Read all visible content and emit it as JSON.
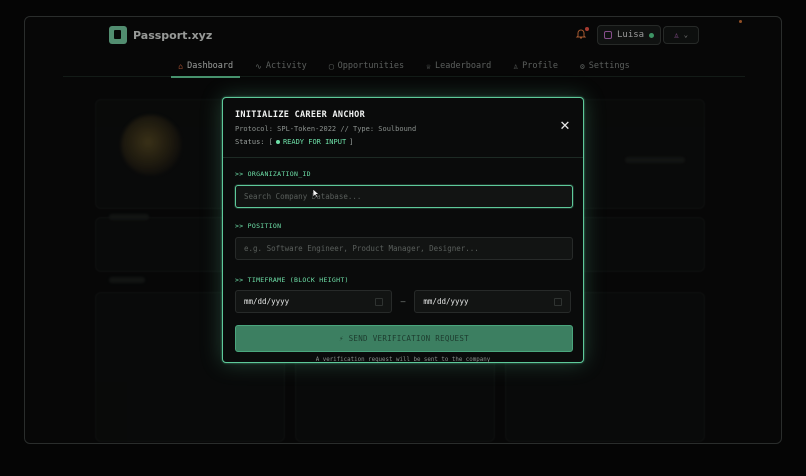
{
  "brand": {
    "name": "Passport.xyz"
  },
  "header": {
    "bell_icon": "bell-icon",
    "user": {
      "name": "Luisa",
      "status_color": "#5fe39a"
    },
    "wallet_icon": "user-square-icon"
  },
  "nav": {
    "items": [
      {
        "label": "Dashboard",
        "icon": "home-icon",
        "glyph": "⌂",
        "active": true
      },
      {
        "label": "Activity",
        "icon": "activity-icon",
        "glyph": "∿",
        "active": false
      },
      {
        "label": "Opportunities",
        "icon": "briefcase-icon",
        "glyph": "▢",
        "active": false
      },
      {
        "label": "Leaderboard",
        "icon": "trophy-icon",
        "glyph": "♕",
        "active": false
      },
      {
        "label": "Profile",
        "icon": "person-icon",
        "glyph": "♙",
        "active": false
      },
      {
        "label": "Settings",
        "icon": "gear-icon",
        "glyph": "⚙",
        "active": false
      }
    ]
  },
  "modal": {
    "title": "INITIALIZE CAREER ANCHOR",
    "protocol": "Protocol: SPL-Token-2022 // Type: Soulbound",
    "status_prefix": "Status: [",
    "status_value": "READY FOR INPUT",
    "status_suffix": "]",
    "close_glyph": "✕",
    "org_label": ">> ORGANIZATION_ID",
    "org_placeholder": "Search Company Database...",
    "org_value": "",
    "position_label": ">> POSITION",
    "position_placeholder": "e.g. Software Engineer, Product Manager, Designer...",
    "position_value": "",
    "timeframe_label": ">> TIMEFRAME (BLOCK HEIGHT)",
    "start_date": "mm/dd/yyyy",
    "end_date": "mm/dd/yyyy",
    "date_separator": "—",
    "submit_label": "⚡ SEND VERIFICATION REQUEST",
    "note": "A verification request will be sent to the company"
  },
  "colors": {
    "accent": "#6ee0a8",
    "modal_border": "#5ec99a",
    "submit_bg": "#3c7f61",
    "active_nav_icon": "#ff7a4a",
    "notification_dot": "#ff5a4a"
  }
}
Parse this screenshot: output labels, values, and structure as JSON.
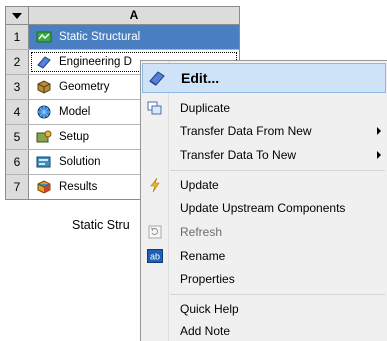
{
  "schematic": {
    "column_header": "A",
    "rows": [
      {
        "num": "1",
        "label": "Static Structural",
        "icon": "static-structural-icon"
      },
      {
        "num": "2",
        "label": "Engineering D",
        "icon": "engineering-data-icon"
      },
      {
        "num": "3",
        "label": "Geometry",
        "icon": "geometry-icon"
      },
      {
        "num": "4",
        "label": "Model",
        "icon": "model-icon"
      },
      {
        "num": "5",
        "label": "Setup",
        "icon": "setup-icon"
      },
      {
        "num": "6",
        "label": "Solution",
        "icon": "solution-icon"
      },
      {
        "num": "7",
        "label": "Results",
        "icon": "results-icon"
      }
    ],
    "caption": "Static Stru"
  },
  "context_menu": {
    "items": [
      {
        "label": "Edit...",
        "icon": "edit-book-icon"
      },
      {
        "label": "Duplicate",
        "icon": "duplicate-icon"
      },
      {
        "label": "Transfer Data From New",
        "submenu": true
      },
      {
        "label": "Transfer Data To New",
        "submenu": true
      },
      {
        "label": "Update",
        "icon": "lightning-icon"
      },
      {
        "label": "Update Upstream Components"
      },
      {
        "label": "Refresh",
        "icon": "refresh-icon",
        "disabled": true
      },
      {
        "label": "Rename",
        "icon": "rename-icon"
      },
      {
        "label": "Properties"
      },
      {
        "label": "Quick Help"
      },
      {
        "label": "Add Note"
      }
    ]
  },
  "colors": {
    "title_cell": "#4a7fc1",
    "header_bg": "#dcdcdc",
    "menu_bg": "#f0f0f0",
    "highlight": "#cfe3f8"
  }
}
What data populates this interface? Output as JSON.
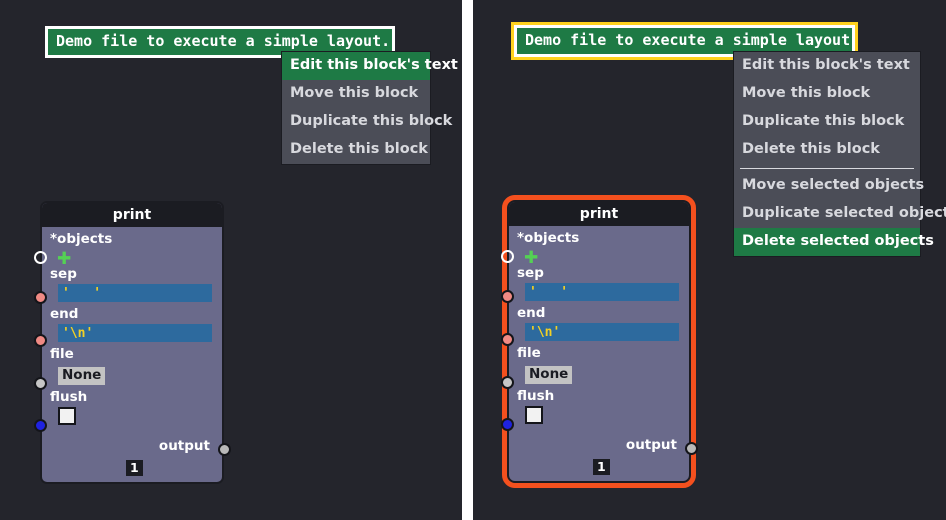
{
  "theme": {
    "canvas_bg": "#24252c",
    "divider": "#ffffff",
    "node_body": "#6a6a8b",
    "node_header": "#1b1c22",
    "menu_bg": "#4b4d57",
    "menu_text": "#d8d9de",
    "highlight_green": "#1e7a45",
    "selection_orange": "#f4501e",
    "selection_yellow": "#ffd21e",
    "value_field_blue": "#2d6a9e",
    "value_text_yellow": "#f2d024"
  },
  "panels": [
    {
      "id": "left",
      "banner": {
        "text": "Demo file to execute a simple layout.",
        "border_color": "#ffffff",
        "selected": false
      },
      "context_menu": {
        "groups": [
          {
            "items": [
              {
                "label": "Edit this block's text",
                "highlighted": true
              },
              {
                "label": "Move this block",
                "highlighted": false
              },
              {
                "label": "Duplicate this block",
                "highlighted": false
              },
              {
                "label": "Delete this block",
                "highlighted": false
              }
            ]
          }
        ]
      },
      "node": {
        "title": "print",
        "selected": false,
        "count_badge": "1",
        "output_label": "output",
        "inputs": [
          {
            "name": "*objects",
            "control": "add",
            "add_icon": "plus-icon",
            "socket": "empty"
          },
          {
            "name": "sep",
            "control": "text",
            "value": "'   '",
            "socket": "salmon"
          },
          {
            "name": "end",
            "control": "text",
            "value": "'\\n'",
            "socket": "salmon"
          },
          {
            "name": "file",
            "control": "none",
            "value": "None",
            "socket": "gray"
          },
          {
            "name": "flush",
            "control": "checkbox",
            "value": "",
            "socket": "blue"
          }
        ]
      }
    },
    {
      "id": "right",
      "banner": {
        "text": "Demo file to execute a simple layout.",
        "border_color": "#ffd21e",
        "selected": true
      },
      "context_menu": {
        "groups": [
          {
            "items": [
              {
                "label": "Edit this block's text",
                "highlighted": false
              },
              {
                "label": "Move this block",
                "highlighted": false
              },
              {
                "label": "Duplicate this block",
                "highlighted": false
              },
              {
                "label": "Delete this block",
                "highlighted": false
              }
            ]
          },
          {
            "items": [
              {
                "label": "Move selected objects",
                "highlighted": false
              },
              {
                "label": "Duplicate selected objects",
                "highlighted": false
              },
              {
                "label": "Delete selected objects",
                "highlighted": true
              }
            ]
          }
        ]
      },
      "node": {
        "title": "print",
        "selected": true,
        "count_badge": "1",
        "output_label": "output",
        "inputs": [
          {
            "name": "*objects",
            "control": "add",
            "add_icon": "plus-icon",
            "socket": "empty"
          },
          {
            "name": "sep",
            "control": "text",
            "value": "'   '",
            "socket": "salmon"
          },
          {
            "name": "end",
            "control": "text",
            "value": "'\\n'",
            "socket": "salmon"
          },
          {
            "name": "file",
            "control": "none",
            "value": "None",
            "socket": "gray"
          },
          {
            "name": "flush",
            "control": "checkbox",
            "value": "",
            "socket": "blue"
          }
        ]
      }
    }
  ]
}
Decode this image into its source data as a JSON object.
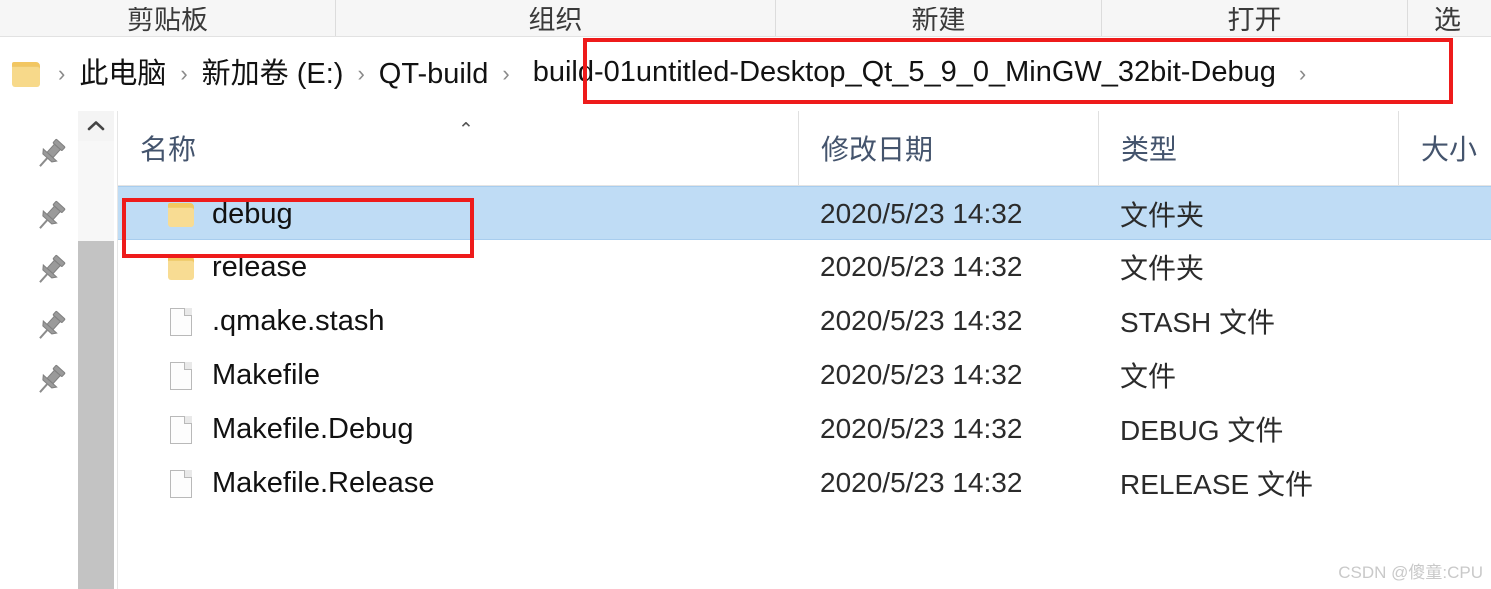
{
  "ribbon": {
    "groups": [
      {
        "label": "剪贴板",
        "name": "clipboard"
      },
      {
        "label": "组织",
        "name": "organize"
      },
      {
        "label": "新建",
        "name": "new"
      },
      {
        "label": "打开",
        "name": "open"
      },
      {
        "label": "选",
        "name": "select"
      }
    ]
  },
  "address": {
    "folder_icon": "folder-icon",
    "separator": "›",
    "crumbs": [
      {
        "label": "此电脑",
        "name": "this-pc"
      },
      {
        "label": "新加卷 (E:)",
        "name": "new-volume-e"
      },
      {
        "label": "QT-build",
        "name": "qt-build"
      },
      {
        "label": "build-01untitled-Desktop_Qt_5_9_0_MinGW_32bit-Debug",
        "name": "build-folder"
      }
    ]
  },
  "navpane": {
    "pin_icon": "pin-icon",
    "pin_count": 5
  },
  "scrollbar": {
    "up_arrow": "chevron-up-icon"
  },
  "filelist": {
    "columns": [
      {
        "label": "名称",
        "name": "name"
      },
      {
        "label": "修改日期",
        "name": "date-modified"
      },
      {
        "label": "类型",
        "name": "type"
      },
      {
        "label": "大小",
        "name": "size"
      }
    ],
    "sort_indicator": "⌃",
    "rows": [
      {
        "name": "debug",
        "date": "2020/5/23 14:32",
        "type": "文件夹",
        "size": "",
        "icon": "folder-icon",
        "selected": true
      },
      {
        "name": "release",
        "date": "2020/5/23 14:32",
        "type": "文件夹",
        "size": "",
        "icon": "folder-icon",
        "selected": false
      },
      {
        "name": ".qmake.stash",
        "date": "2020/5/23 14:32",
        "type": "STASH 文件",
        "size": "",
        "icon": "file-icon",
        "selected": false
      },
      {
        "name": "Makefile",
        "date": "2020/5/23 14:32",
        "type": "文件",
        "size": "",
        "icon": "file-icon",
        "selected": false
      },
      {
        "name": "Makefile.Debug",
        "date": "2020/5/23 14:32",
        "type": "DEBUG 文件",
        "size": "",
        "icon": "file-icon",
        "selected": false
      },
      {
        "name": "Makefile.Release",
        "date": "2020/5/23 14:32",
        "type": "RELEASE 文件",
        "size": "",
        "icon": "file-icon",
        "selected": false
      }
    ]
  },
  "annotations": {
    "color": "#ee1b1b",
    "address_box": "build-01untitled-Desktop_Qt_5_9_0_MinGW_32bit-Debug",
    "row_box": "debug"
  },
  "watermark": {
    "text": "CSDN @傻童:CPU"
  }
}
######
**Set exercise:** Give only the number of lines that include the word "JSON".

**Completed exercise:** 4